§ **EXERCISE REQUIREMENTS**:
Omit the pictures and return every entry exactly as written.
— begin MATERIAL FOR THE TASK —
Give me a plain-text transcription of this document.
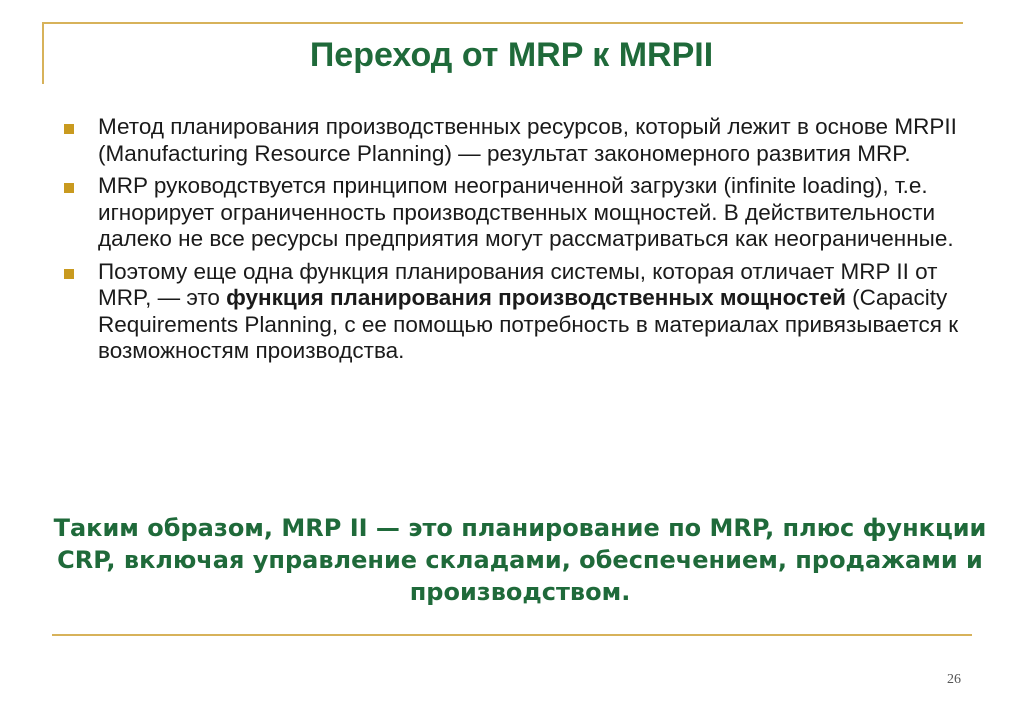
Переход от MRP к MRPII
Метод планирования производственных ресурсов, который лежит в основе MRPII (Manufacturing Resource Planning) — результат закономерного развития MRP.
MRP руководствуется принципом неограниченной загрузки (infinite loading), т.е. игнорирует ограниченность производственных мощностей. В действительности далеко не все ресурсы предприятия могут рассматриваться как неограниченные.
Поэтому еще одна функция планирования системы, которая отличает MRP II от MRP, — это функция планирования производственных мощностей (Capacity Requirements Planning, с ее помощью потребность в материалах привязывается к возможностям производства.
Таким образом, MRP II — это планирование по MRP, плюс функции CRP, включая управление складами, обеспечением, продажами и производством.
26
— end MATERIAL FOR THE TASK —
§ **OUTPUT OF THE EXERCISE**:
Give me a plain-text transcription of this document.
Переход от MRP к MRPII
Метод планирования производственных ресурсов, который лежит в основе MRPII (Manufacturing Resource Planning) — результат закономерного развития MRP.
MRP руководствуется принципом неограниченной загрузки (infinite loading), т.е. игнорирует ограниченность производственных мощностей. В действительности далеко не все ресурсы предприятия могут рассматриваться как неограниченные.
Поэтому еще одна функция планирования системы, которая отличает MRP II от MRP, — это функция планирования производственных мощностей (Capacity Requirements Planning, с ее помощью потребность в материалах привязывается к возможностям производства.
Таким образом, MRP II — это планирование по MRP, плюс функции CRP, включая управление складами, обеспечением, продажами и производством.
26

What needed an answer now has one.